### EXTRACTED DATA ###

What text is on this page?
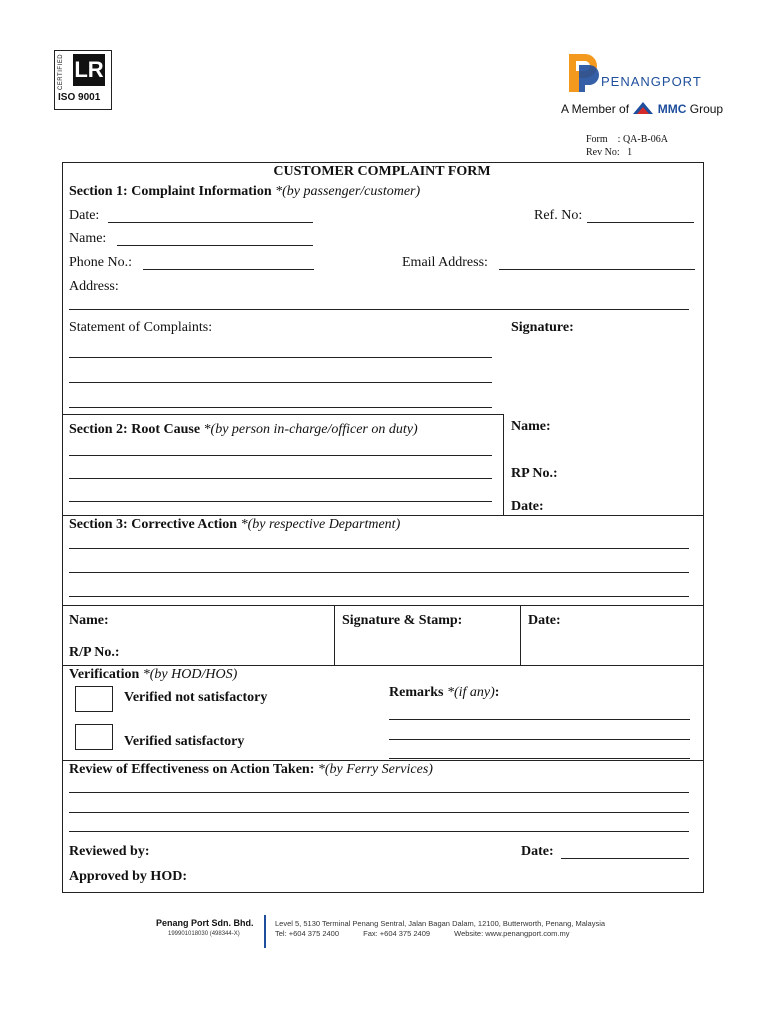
CERTIFIED LR
ISO 9001
PENANGPORT
A Member of MMC Group
Form : QA-B-06A
Rev No: 1
CUSTOMER COMPLAINT FORM
Section 1: Complaint Information *(by passenger/customer)
Date:	Ref. No:
Name:
Phone No.:	Email Address:
Address:
Statement of Complaints:	Signature:
Section 2: Root Cause *(by person in-charge/officer on duty)	Name:
RP No.:
Date:
Section 3: Corrective Action *(by respective Department)
Name:	Signature & Stamp:	Date:
R/P No.:
Verification *(by HOD/HOS)
Verified not satisfactory
Verified satisfactory
Remarks *(if any):
Review of Effectiveness on Action Taken: *(by Ferry Services)
Reviewed by:	Date:
Approved by HOD:
Penang Port Sdn. Bhd.
199901018030 (498344-X)
Level 5, 5130 Terminal Penang Sentral, Jalan Bagan Dalam, 12100, Butterworth, Penang, Malaysia
Tel: +604 375 2400	Fax: +604 375 2409	Website: www.penangport.com.my
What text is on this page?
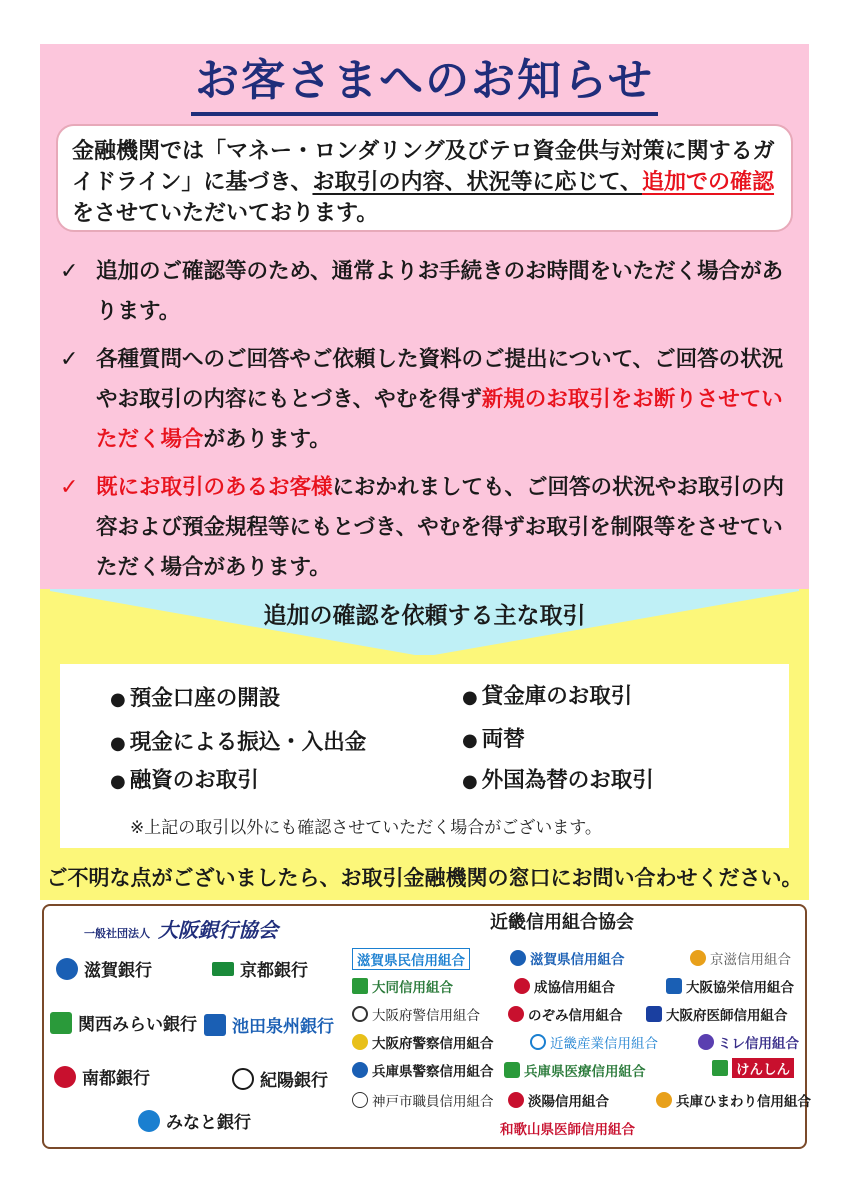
お客さまへのお知らせ
金融機関では「マネー・ロンダリング及びテロ資金供与対策に関するガイドライン」に基づき、お取引の内容、状況等に応じて、追加での確認をさせていただいております。
✓ 追加のご確認等のため、通常よりお手続きのお時間をいただく場合があります。
✓ 各種質問へのご回答やご依頼した資料のご提出について、ご回答の状況やお取引の内容にもとづき、やむを得ず新規のお取引をお断りさせていただく場合があります。
✓ 既にお取引のあるお客様におかれましても、ご回答の状況やお取引の内容および預金規程等にもとづき、やむを得ずお取引を制限等をさせていただく場合があります。
追加の確認を依頼する主な取引
● 預金口座の開設
● 現金による振込・入出金
● 融資のお取引
● 貸金庫のお取引
● 両替
● 外国為替のお取引
※上記の取引以外にも確認させていただく場合がございます。
ご不明な点がございましたら、お取引金融機関の窓口にお問い合わせください。
一般社団法人 大阪銀行協会	近畿信用組合協会
滋賀銀行	京都銀行
関西みらい銀行 池田泉州銀行
南都銀行	紀陽銀行
みなと銀行
滋賀県民信用組合	滋賀県信用組合	京滋信用組合
大同信用組合	成協信用組合	大阪協栄信用組合
大阪府警信用組合	のぞみ信用組合	大阪府医師信用組合
大阪府警察信用組合	近畿産業信用組合	ミレ信用組合
兵庫県警察信用組合 兵庫県医療信用組合	けんしん
神戸市職員信用組合	淡陽信用組合	兵庫ひまわり信用組合
和歌山県医師信用組合
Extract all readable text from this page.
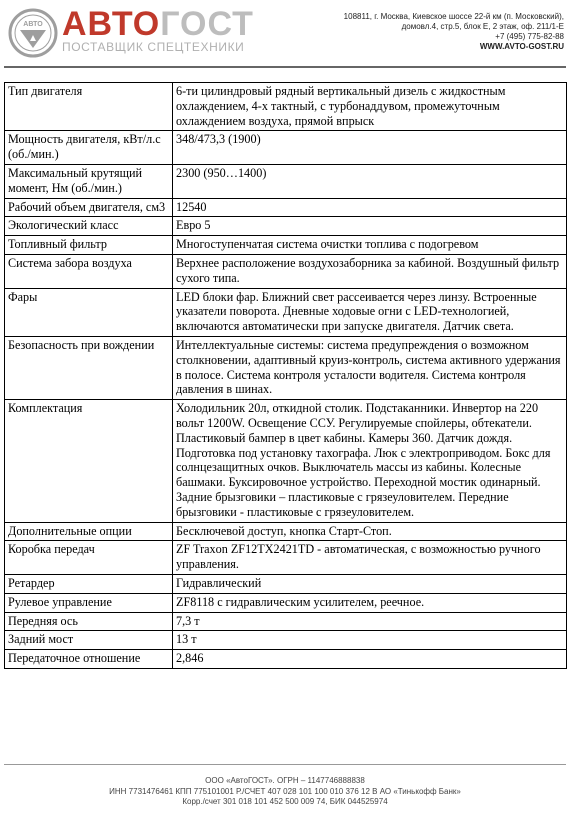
АВТО АВТОГОСТ
ПОСТАВЩИК СПЕЦТЕХНИКИ
108811, г. Москва, Киевское шоссе 22-й км (п. Московский),
домовл.4, стр.5, блок Е, 2 этаж, оф. 211/1-Е
+7 (495) 775-82-88
WWW.AVTO-GOST.RU
Тип двигателя	6-ти цилиндровый рядный вертикальный дизель с жидкостным охлаждением, 4-х тактный, с турбонаддувом, промежуточным охлаждением воздуха, прямой впрыск
Мощность двигателя, кВт/л.с (об./мин.)	348/473,3 (1900)
Максимальный крутящий момент, Нм (об./мин.)	2300 (950…1400)
Рабочий объем двигателя, см3	12540
Экологический класс	Евро 5
Топливный фильтр	Многоступенчатая система очистки топлива с подогревом
Система забора воздуха	Верхнее расположение воздухозаборника за кабиной. Воздушный фильтр сухого типа.
Фары	LED блоки фар. Ближний свет рассеивается через линзу. Встроенные указатели поворота. Дневные ходовые огни с LED-технологией, включаются автоматически при запуске двигателя. Датчик света.
Безопасность при вождении	Интеллектуальные системы: система предупреждения о возможном столкновении, адаптивный круиз-контроль, система активного удержания в полосе. Система контроля усталости водителя. Система контроля давления в шинах.
Комплектация	Холодильник 20л, откидной столик. Подстаканники. Инвертор на 220 вольт 1200W. Освещение ССУ. Регулируемые спойлеры, обтекатели. Пластиковый бампер в цвет кабины. Камеры 360. Датчик дождя. Подготовка под установку тахографа. Люк с электроприводом. Бокс для солнцезащитных очков. Выключатель массы из кабины. Колесные башмаки. Буксировочное устройство. Переходной мостик одинарный. Задние брызговики – пластиковые с грязеуловителем. Передние брызговики - пластиковые с грязеуловителем.
Дополнительные опции	Бесключевой доступ, кнопка Старт-Стоп.
Коробка передач	ZF Traxon ZF12TX2421TD - автоматическая, с возможностью ручного управления.
Ретардер	Гидравлический
Рулевое управление	ZF8118 с гидравлическим усилителем, реечное.
Передняя ось	7,3 т
Задний мост	13 т
Передаточное отношение	2,846
ООО «АвтоГОСТ». ОГРН – 1147746888838
ИНН 7731476461 КПП 775101001 Р./СЧЕТ 407 028 101 100 010 376 12 В АО «Тинькофф Банк»
Корр./счет 301 018 101 452 500 009 74, БИК 044525974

###

STATED PROBLEM
Scan the entries above for the word "Date" and collect each line holding it.

SOLUTION FOR THIS PROBLEM
Date:	Ref. No:
Date:
Name:	Signature & Stamp:	Date:
Reviewed by:	Date:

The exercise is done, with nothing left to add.